- [WHAT YOU NEED TO DO]: Make an exact copy of the data below, leaving out every picture.

# START OF EXTRACTED ENTRIES

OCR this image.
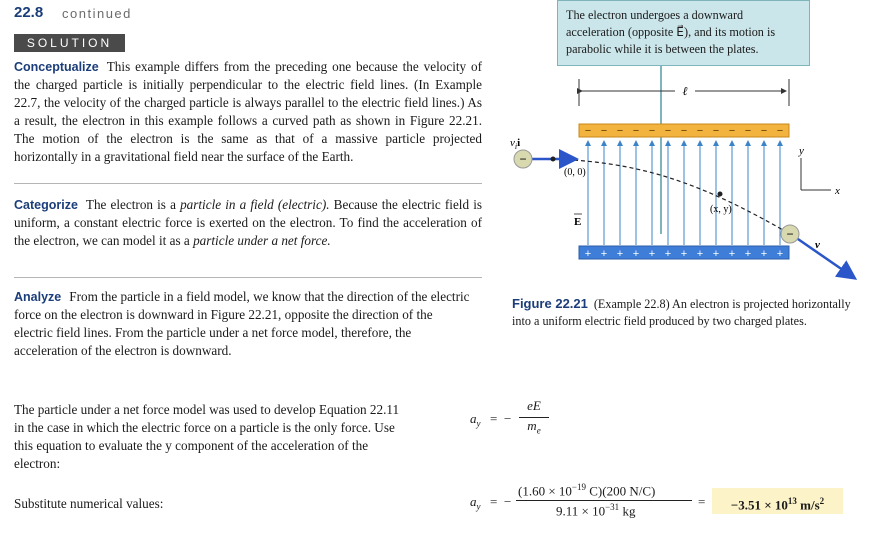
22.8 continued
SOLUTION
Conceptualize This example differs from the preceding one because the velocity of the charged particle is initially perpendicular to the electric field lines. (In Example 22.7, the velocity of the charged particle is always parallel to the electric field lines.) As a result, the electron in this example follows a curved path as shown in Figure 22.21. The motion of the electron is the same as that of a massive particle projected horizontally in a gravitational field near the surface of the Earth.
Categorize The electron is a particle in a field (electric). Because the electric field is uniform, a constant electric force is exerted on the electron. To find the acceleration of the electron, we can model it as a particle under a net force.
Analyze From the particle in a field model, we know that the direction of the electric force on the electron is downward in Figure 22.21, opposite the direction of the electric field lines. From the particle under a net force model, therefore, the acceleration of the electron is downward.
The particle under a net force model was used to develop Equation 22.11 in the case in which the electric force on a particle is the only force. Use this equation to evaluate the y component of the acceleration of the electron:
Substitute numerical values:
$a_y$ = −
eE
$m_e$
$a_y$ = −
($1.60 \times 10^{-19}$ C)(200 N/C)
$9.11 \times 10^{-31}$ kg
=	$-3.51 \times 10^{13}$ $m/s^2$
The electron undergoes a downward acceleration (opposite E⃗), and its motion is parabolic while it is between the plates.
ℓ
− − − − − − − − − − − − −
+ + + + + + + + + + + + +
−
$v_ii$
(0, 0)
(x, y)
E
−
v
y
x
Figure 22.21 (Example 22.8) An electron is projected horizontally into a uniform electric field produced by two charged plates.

# END OF EXTRACTED ENTRIES

- [SOLUTION TO THIS TASK]:
OCR this image.
22.8 continued
SOLUTION
Conceptualize This example differs from the preceding one because the velocity of the charged particle is initially perpendicular to the electric field lines. (In Example 22.7, the velocity of the charged particle is always parallel to the electric field lines.) As a result, the electron in this example follows a curved path as shown in Figure 22.21. The motion of the electron is the same as that of a massive particle projected horizontally in a gravitational field near the surface of the Earth.
Categorize The electron is a particle in a field (electric). Because the electric field is uniform, a constant electric force is exerted on the electron. To find the acceleration of the electron, we can model it as a particle under a net force.
Analyze From the particle in a field model, we know that the direction of the electric force on the electron is downward in Figure 22.21, opposite the direction of the electric field lines. From the particle under a net force model, therefore, the acceleration of the electron is downward.
The particle under a net force model was used to develop Equation 22.11 in the case in which the electric force on a particle is the only force. Use this equation to evaluate the y component of the acceleration of the electron:
Substitute numerical values:
$a_y$ = −
eE
$m_e$
$a_y$ = −
($1.60 \times 10^{-19}$ C)(200 N/C)
$9.11 \times 10^{-31}$ kg
=	$-3.51 \times 10^{13}$ $m/s^2$
The electron undergoes a downward acceleration (opposite E⃗), and its motion is parabolic while it is between the plates.
ℓ
− − − − − − − − − − − − −
+ + + + + + + + + + + + +
−
$v_ii$
(0, 0)
(x, y)
E
−
v
y
x
Figure 22.21 (Example 22.8) An electron is projected horizontally into a uniform electric field produced by two charged plates.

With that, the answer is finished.